# Brano proposto:
▽
Tutta la passione di Enrico Onofri

Intervista a Enrico Onofri, da poco nominato direttore della Filarmonica Toscanini di Parma e premiato con il “Diapason d’or"

Enrico Onofri
Enrico Onofri (foto Chico De Luigi)
Articolo
classica

La carriera del ravennate Enrico Onofri nei panni di interprete storicamente informato è iniziata con l’invito di Jordi Savall a ricoprire il ruolo di concertmaster della Capella Real. Successivamente si è trovato a lavorare con gruppi come Concentus Musicus Wien, Ensemble Mosaïques e Concerto Italiano, mentre dal 1987 e per vent'anni è stato concertmaster e violino solista de Il Giardino Armonico.

– Leggi anche: Il ricco 2021 della Toscanini

Onofri, inoltre, inizia il suo percorso come direttore d'orchestra nel 2002, ricevendo inviti da orchestre e festival in Europa, Giappone e Canada. Dal 2004 al 2013 è stato direttore principale del Divino Sospiro di Lisbona e dal 2006 direttore principale ospite dell'Orquesta Barroca de Sevilla. Nel 2019 è stato nominato direttore musicale e direttore principale dell’Academia Montis Regalis e direttore ospite principale della Haydn Philharmonie di Eisenstadt. Qualche mese fa, infine, è stato nominato nuovo direttore principale della Filarmonica Toscanini di Parma, succedendo ad Alpesh Chauhan.

Anche la sua attività discografica vanta un’assidua fecondità, collezionando incisioni con etichette quali, tra le altre, Teldec, Decca, Passacaille, Astrée, Naive, Deutsche Harmonia Mundi/Sony, Nichion, Pentatone, Winter&Winter, Opus111, e raccogliendo diversi premi, tra i quali il recente “Diapason d’or de l’année 2020”.

Attivo anche come docente di violino barocco, prima presso il Conservatorio Scarlatti di Palermo e dal 2020 al conservatorio Rossini di Pesaro, Onofri è regolarmente invitato a tenere seminari e master class in tutta Europa, Canada, USA (presso la Juilliard School di New York) e Giappone.

Una personalità decisamente dinamica, insomma, quella di Onofri, che abbiamo voluto indagare, cercando di scoprire i caratteri che animano la grande passione che traspare dalla sua multiforme attività.
△
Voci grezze
▽
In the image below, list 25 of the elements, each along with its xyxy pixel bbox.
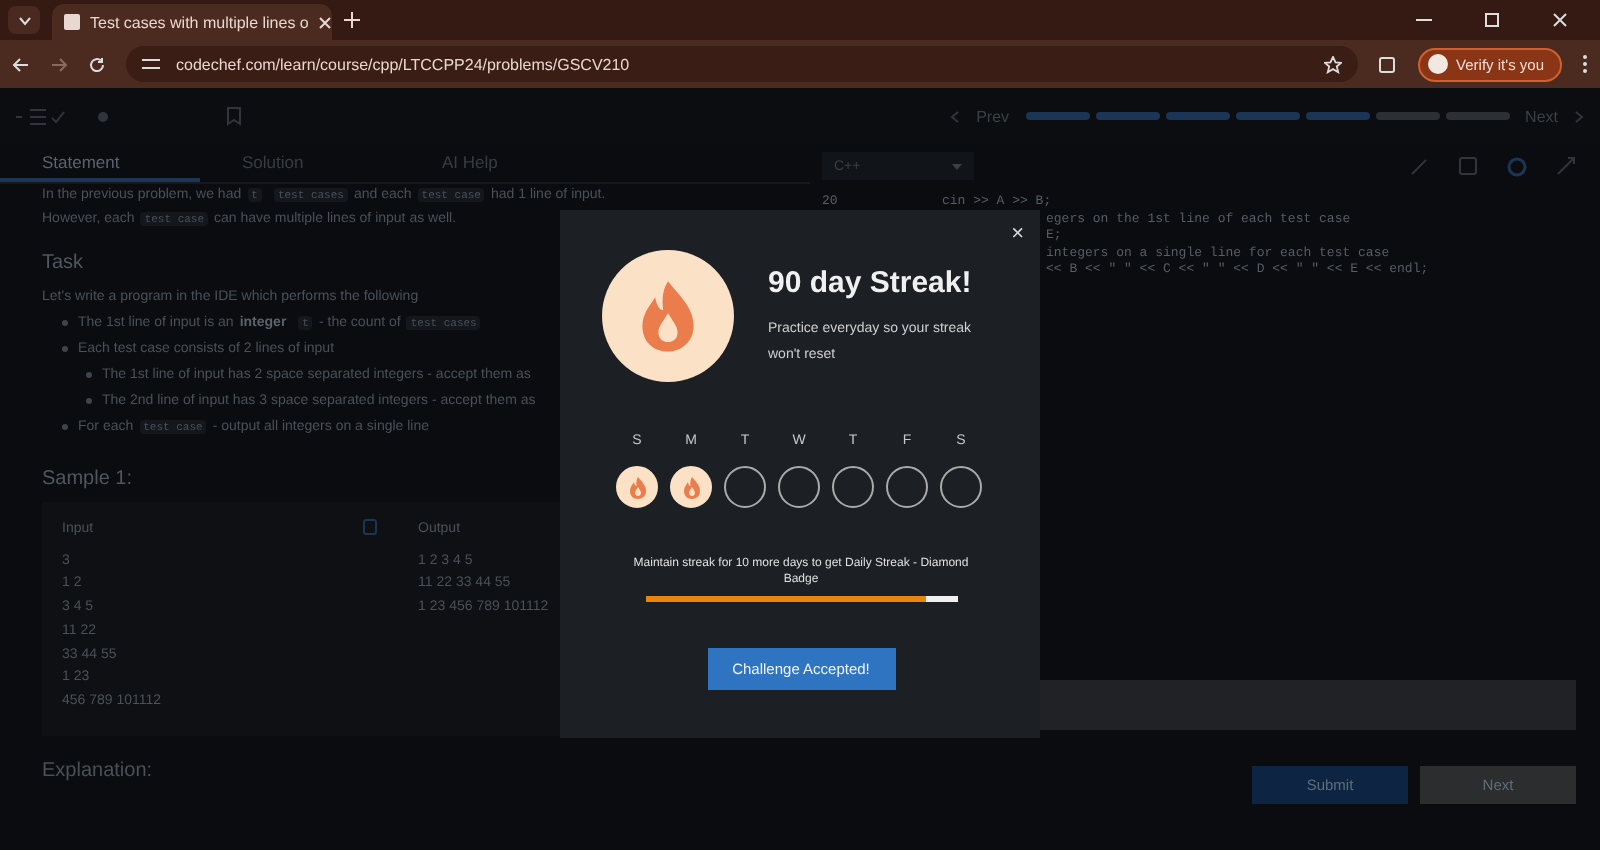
forward-icon[interactable] [50, 55, 68, 73]
section-heading: Explanation: [42, 760, 153, 782]
reload-icon[interactable] [88, 55, 106, 73]
browser-tab[interactable]: Test cases with multiple lines o [52, 4, 332, 40]
close-button[interactable]: × [1007, 222, 1028, 246]
close-icon[interactable] [318, 15, 333, 29]
star-icon[interactable] [1324, 55, 1343, 73]
tab-list-button[interactable] [8, 6, 40, 34]
flame-icon [627, 475, 647, 499]
back-icon[interactable] [12, 55, 30, 73]
restore-icon[interactable] [1484, 12, 1500, 28]
menu-icon[interactable] [1582, 54, 1588, 74]
flame-icon [681, 475, 701, 499]
dialog-title: 90 day Streak! [768, 265, 974, 299]
close-icon[interactable] [1552, 12, 1568, 28]
site-icon [64, 14, 80, 30]
new-tab-icon[interactable] [344, 12, 360, 28]
chevron-down-icon [17, 15, 31, 25]
caret-icon [952, 163, 962, 169]
site-settings-icon[interactable] [142, 56, 160, 72]
tab-title: Test cases with multiple lines o [90, 13, 309, 31]
panel-tab[interactable]: Statement [0, 144, 200, 182]
section-heading: Sample 1: [42, 468, 133, 490]
flame-icon [636, 277, 700, 355]
section-heading: Task [42, 252, 84, 274]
△
# Problemi da risolvere:
1/ Ripeti parola per parola la parte del brano su Enrico Onofri da "Anche la sua" a "sua multiforme attività.".
2/ Riporta come lista JSON di stringhe le righe delle voci che vanno dalla riga contenente "forward-icon[interactable] [50, 55, 68, 73]" fino alla fine delle voci, estremi compresi. Usa una stringa per ogni riga e tralascia le righe vuote.
Il brano e le voci non hanno alcun legame tra loro.

# Soluzioni degli esercizi:
1/
Anche la sua attività discografica vanta un’assidua fecondità, collezionando incisioni con etichette quali, tra le altre, Teldec, Decca, Passacaille, Astrée, Naive, Deutsche Harmonia Mundi/Sony, Nichion, Pentatone, Winter&Winter, Opus111, e raccogliendo diversi premi, tra i quali il recente “Diapason d’or de l’année 2020”.

Attivo anche come docente di violino barocco, prima presso il Conservatorio Scarlatti di Palermo e dal 2020 al conservatorio Rossini di Pesaro, Onofri è regolarmente invitato a tenere seminari e master class in tutta Europa, Canada, USA (presso la Juilliard School di New York) e Giappone.

Una personalità decisamente dinamica, insomma, quella di Onofri, che abbiamo voluto indagare, cercando di scoprire i caratteri che animano la grande passione che traspare dalla sua multiforme attività.

2/
[
  "forward-icon[interactable] [50, 55, 68, 73]",
  "section-heading: Explanation: [42, 760, 153, 782]",
  "reload-icon[interactable] [88, 55, 106, 73]",
  "browser-tab[interactable]: Test cases with multiple lines o [52, 4, 332, 40]",
  "close-button[interactable]: × [1007, 222, 1028, 246]",
  "close-icon[interactable] [318, 15, 333, 29]",
  "star-icon[interactable] [1324, 55, 1343, 73]",
  "tab-list-button[interactable] [8, 6, 40, 34]",
  "flame-icon [627, 475, 647, 499]",
  "back-icon[interactable] [12, 55, 30, 73]",
  "restore-icon[interactable] [1484, 12, 1500, 28]",
  "menu-icon[interactable] [1582, 54, 1588, 74]",
  "flame-icon [681, 475, 701, 499]",
  "dialog-title: 90 day Streak! [768, 265, 974, 299]",
  "close-icon[interactable] [1552, 12, 1568, 28]",
  "site-icon [64, 14, 80, 30]",
  "new-tab-icon[interactable] [344, 12, 360, 28]",
  "chevron-down-icon [17, 15, 31, 25]",
  "caret-icon [952, 163, 962, 169]",
  "site-settings-icon[interactable] [142, 56, 160, 72]",
  "tab-title: Test cases with multiple lines o [90, 13, 309, 31]",
  "panel-tab[interactable]: Statement [0, 144, 200, 182]",
  "section-heading: Sample 1: [42, 468, 133, 490]",
  "flame-icon [636, 277, 700, 355]",
  "section-heading: Task [42, 252, 84, 274]"
]